[START DATASET EXTRACT]

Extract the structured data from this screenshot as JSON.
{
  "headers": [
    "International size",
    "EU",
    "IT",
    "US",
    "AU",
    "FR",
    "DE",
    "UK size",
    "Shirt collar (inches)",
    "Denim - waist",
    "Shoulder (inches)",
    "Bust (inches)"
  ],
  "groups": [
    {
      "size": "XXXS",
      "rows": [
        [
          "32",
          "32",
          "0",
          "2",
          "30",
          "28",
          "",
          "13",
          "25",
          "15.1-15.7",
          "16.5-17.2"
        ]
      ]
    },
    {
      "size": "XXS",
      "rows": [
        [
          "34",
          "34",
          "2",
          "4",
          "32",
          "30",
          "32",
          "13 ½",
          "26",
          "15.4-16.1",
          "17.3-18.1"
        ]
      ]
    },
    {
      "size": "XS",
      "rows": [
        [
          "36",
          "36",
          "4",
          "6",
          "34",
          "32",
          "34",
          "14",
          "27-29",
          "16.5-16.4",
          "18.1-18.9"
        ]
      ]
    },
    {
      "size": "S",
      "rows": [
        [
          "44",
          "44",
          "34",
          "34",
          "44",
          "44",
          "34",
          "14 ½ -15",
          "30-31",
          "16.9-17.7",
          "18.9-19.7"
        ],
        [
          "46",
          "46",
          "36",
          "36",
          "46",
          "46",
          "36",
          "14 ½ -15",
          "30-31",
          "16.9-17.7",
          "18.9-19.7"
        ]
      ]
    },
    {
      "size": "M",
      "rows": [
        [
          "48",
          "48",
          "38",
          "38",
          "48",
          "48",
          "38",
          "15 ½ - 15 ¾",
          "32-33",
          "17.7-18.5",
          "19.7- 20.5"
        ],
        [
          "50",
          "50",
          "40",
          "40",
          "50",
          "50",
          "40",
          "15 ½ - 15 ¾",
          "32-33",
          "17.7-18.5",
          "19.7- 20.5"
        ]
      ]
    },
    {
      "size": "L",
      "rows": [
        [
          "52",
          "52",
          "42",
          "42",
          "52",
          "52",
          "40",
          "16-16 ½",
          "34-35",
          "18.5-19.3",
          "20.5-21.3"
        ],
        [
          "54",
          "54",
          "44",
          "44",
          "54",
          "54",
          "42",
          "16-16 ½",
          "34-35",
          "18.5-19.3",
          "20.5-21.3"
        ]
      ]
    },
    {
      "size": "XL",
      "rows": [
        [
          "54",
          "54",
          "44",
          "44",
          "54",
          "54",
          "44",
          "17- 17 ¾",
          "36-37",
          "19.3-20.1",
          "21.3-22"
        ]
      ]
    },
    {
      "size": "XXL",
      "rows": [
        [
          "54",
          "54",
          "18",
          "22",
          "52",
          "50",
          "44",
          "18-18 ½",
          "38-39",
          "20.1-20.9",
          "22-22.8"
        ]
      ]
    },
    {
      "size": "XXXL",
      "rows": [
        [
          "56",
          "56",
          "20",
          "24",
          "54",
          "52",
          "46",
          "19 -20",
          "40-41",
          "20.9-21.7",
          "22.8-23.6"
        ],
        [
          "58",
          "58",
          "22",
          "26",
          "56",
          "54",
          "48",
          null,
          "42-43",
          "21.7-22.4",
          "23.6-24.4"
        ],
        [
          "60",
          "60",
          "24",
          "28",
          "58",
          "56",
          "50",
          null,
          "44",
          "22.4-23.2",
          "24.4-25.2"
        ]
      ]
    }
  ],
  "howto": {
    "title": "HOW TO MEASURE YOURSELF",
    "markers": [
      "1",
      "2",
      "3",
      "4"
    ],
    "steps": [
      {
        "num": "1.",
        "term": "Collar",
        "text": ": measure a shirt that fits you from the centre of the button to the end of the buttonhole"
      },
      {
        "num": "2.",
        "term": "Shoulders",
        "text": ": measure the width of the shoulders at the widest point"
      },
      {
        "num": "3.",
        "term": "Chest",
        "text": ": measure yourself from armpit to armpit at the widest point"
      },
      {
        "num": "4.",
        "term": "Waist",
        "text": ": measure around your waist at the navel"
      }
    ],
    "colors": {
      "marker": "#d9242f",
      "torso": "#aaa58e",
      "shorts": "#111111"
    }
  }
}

[END DATASET EXTRACT]

■ DIRECTION: Figure out how many lines of the data above include "point", then give the number and nothing more.

■ SOLVED EXERCISE: 2